**Task prompt**. Transcribe the material in full. Nothing should differ except that the pictures are left out.

**Data to use**.
◇ ◇ ◇ ◇ ◇ ◇ ◇

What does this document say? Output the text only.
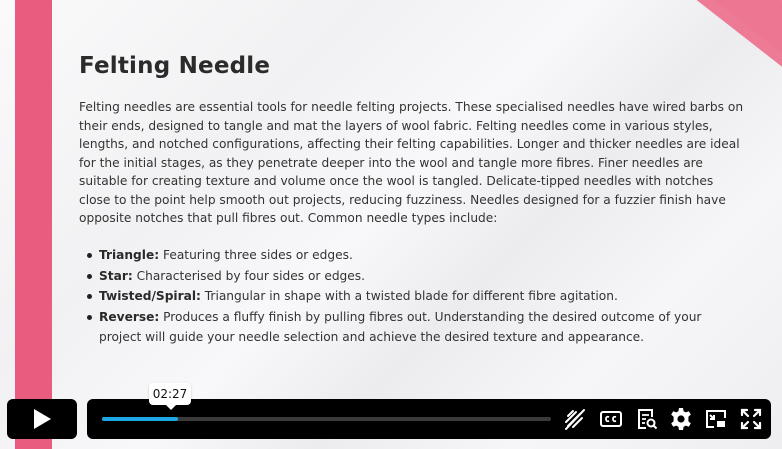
Felting Needle

Felting needles are essential tools for needle felting projects. These specialised needles have wired barbs on their ends, designed to tangle and mat the layers of wool fabric. Felting needles come in various styles, lengths, and notched configurations, affecting their felting capabilities. Longer and thicker needles are ideal for the initial stages, as they penetrate deeper into the wool and tangle more fibres. Finer needles are suitable for creating texture and volume once the wool is tangled. Delicate-tipped needles with notches close to the point help smooth out projects, reducing fuzziness. Needles designed for a fuzzier finish have opposite notches that pull fibres out. Common needle types include:

Triangle: Featuring three sides or edges.
Star: Characterised by four sides or edges.
Twisted/Spiral: Triangular in shape with a twisted blade for different fibre agitation.
Reverse: Produces a fluffy finish by pulling fibres out. Understanding the desired outcome of your project will guide your needle selection and achieve the desired texture and appearance.
02:27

◇ ◇ ◇ ◇ ◇ ◇ ◇

**Task answer**.
What does this document say? Output the text only.
Felting Needle

Felting needles are essential tools for needle felting projects. These specialised needles have wired barbs on their ends, designed to tangle and mat the layers of wool fabric. Felting needles come in various styles, lengths, and notched configurations, affecting their felting capabilities. Longer and thicker needles are ideal for the initial stages, as they penetrate deeper into the wool and tangle more fibres. Finer needles are suitable for creating texture and volume once the wool is tangled. Delicate-tipped needles with notches close to the point help smooth out projects, reducing fuzziness. Needles designed for a fuzzier finish have opposite notches that pull fibres out. Common needle types include:

Triangle: Featuring three sides or edges.
Star: Characterised by four sides or edges.
Twisted/Spiral: Triangular in shape with a twisted blade for different fibre agitation.
Reverse: Produces a fluffy finish by pulling fibres out. Understanding the desired outcome of your project will guide your needle selection and achieve the desired texture and appearance.
02:27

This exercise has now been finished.